## What is expected
Filter the entries below, keeping only lines with the word "name".

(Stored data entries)
----

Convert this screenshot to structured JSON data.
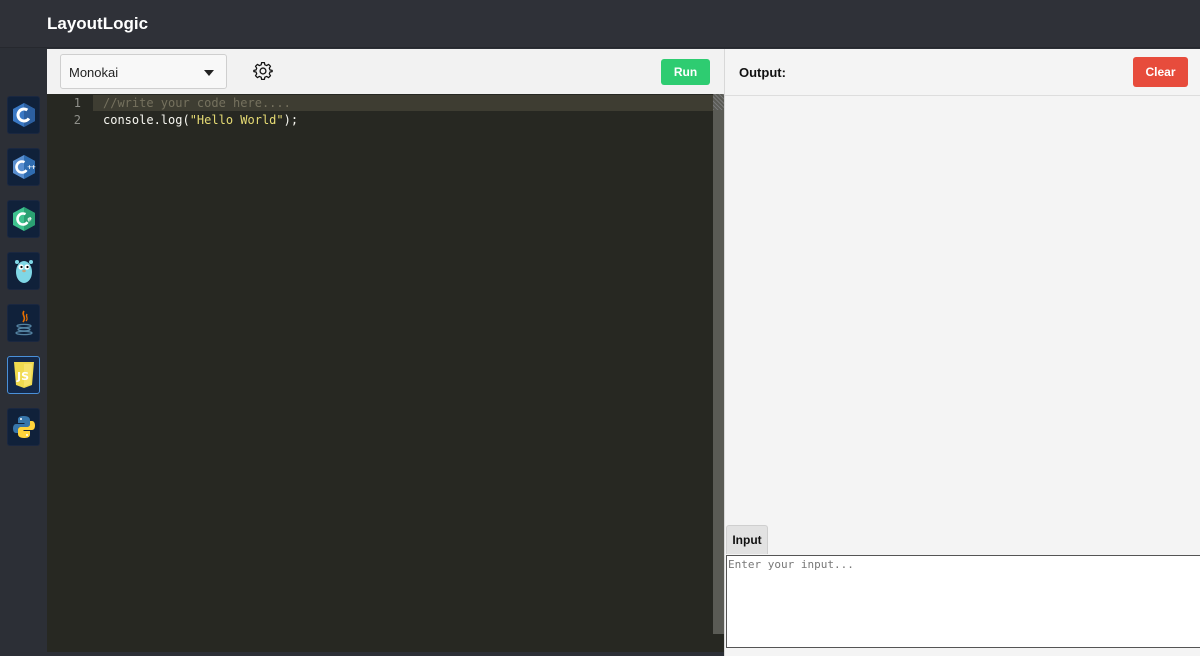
{
  "app": {
    "title": "LayoutLogic"
  },
  "sidebar": {
    "languages": [
      {
        "name": "C",
        "icon": "c-language-icon"
      },
      {
        "name": "C++",
        "icon": "cpp-language-icon"
      },
      {
        "name": "C#",
        "icon": "csharp-language-icon"
      },
      {
        "name": "Go",
        "icon": "go-gopher-icon"
      },
      {
        "name": "Java",
        "icon": "java-coffee-icon"
      },
      {
        "name": "JavaScript",
        "icon": "js-shield-icon",
        "active": true
      },
      {
        "name": "Python",
        "icon": "python-snakes-icon"
      }
    ]
  },
  "toolbar": {
    "theme_selected": "Monokai",
    "settings_icon": "gear-icon",
    "run_label": "Run",
    "run_color": "#2ecc71"
  },
  "editor": {
    "lines": [
      {
        "number": "1",
        "text": "//write your code here...."
      },
      {
        "number": "2",
        "prefix": "console.log(",
        "string": "\"Hello World\"",
        "suffix": ");"
      }
    ],
    "background": "#272822"
  },
  "output": {
    "label": "Output:",
    "clear_label": "Clear",
    "clear_color": "#e74c3c"
  },
  "input": {
    "tab_label": "Input",
    "placeholder": "Enter your input..."
  }
}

----

## Written answer
        "name": "C",
        "name": "C++",
        "name": "C#",
        "name": "Go",
        "name": "Java",
        "name": "JavaScript",
        "name": "Python",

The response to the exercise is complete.